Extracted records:
___
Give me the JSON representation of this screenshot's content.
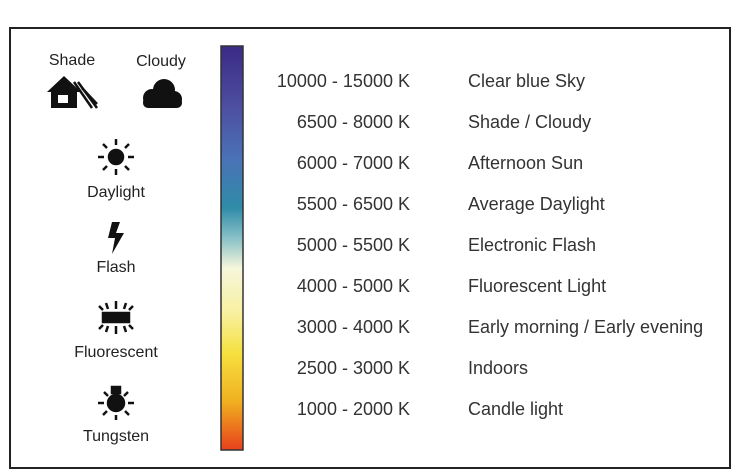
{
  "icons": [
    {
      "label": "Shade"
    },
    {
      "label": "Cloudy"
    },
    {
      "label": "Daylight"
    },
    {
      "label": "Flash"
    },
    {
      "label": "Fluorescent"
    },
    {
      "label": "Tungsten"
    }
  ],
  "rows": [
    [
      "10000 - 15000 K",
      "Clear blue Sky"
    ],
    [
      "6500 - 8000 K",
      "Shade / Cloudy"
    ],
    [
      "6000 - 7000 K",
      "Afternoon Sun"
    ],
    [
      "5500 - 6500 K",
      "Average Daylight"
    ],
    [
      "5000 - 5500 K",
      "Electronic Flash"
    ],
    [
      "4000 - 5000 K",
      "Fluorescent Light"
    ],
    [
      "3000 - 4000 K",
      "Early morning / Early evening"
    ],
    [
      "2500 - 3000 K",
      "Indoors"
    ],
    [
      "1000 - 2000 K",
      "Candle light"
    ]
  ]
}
___
Given instruction: Repeat all of the data above word for word, minus the pictures.

Answer below:
Give me the JSON representation of this screenshot's content.
{
  "icons": [
    {
      "label": "Shade"
    },
    {
      "label": "Cloudy"
    },
    {
      "label": "Daylight"
    },
    {
      "label": "Flash"
    },
    {
      "label": "Fluorescent"
    },
    {
      "label": "Tungsten"
    }
  ],
  "rows": [
    [
      "10000 - 15000 K",
      "Clear blue Sky"
    ],
    [
      "6500 - 8000 K",
      "Shade / Cloudy"
    ],
    [
      "6000 - 7000 K",
      "Afternoon Sun"
    ],
    [
      "5500 - 6500 K",
      "Average Daylight"
    ],
    [
      "5000 - 5500 K",
      "Electronic Flash"
    ],
    [
      "4000 - 5000 K",
      "Fluorescent Light"
    ],
    [
      "3000 - 4000 K",
      "Early morning / Early evening"
    ],
    [
      "2500 - 3000 K",
      "Indoors"
    ],
    [
      "1000 - 2000 K",
      "Candle light"
    ]
  ]
}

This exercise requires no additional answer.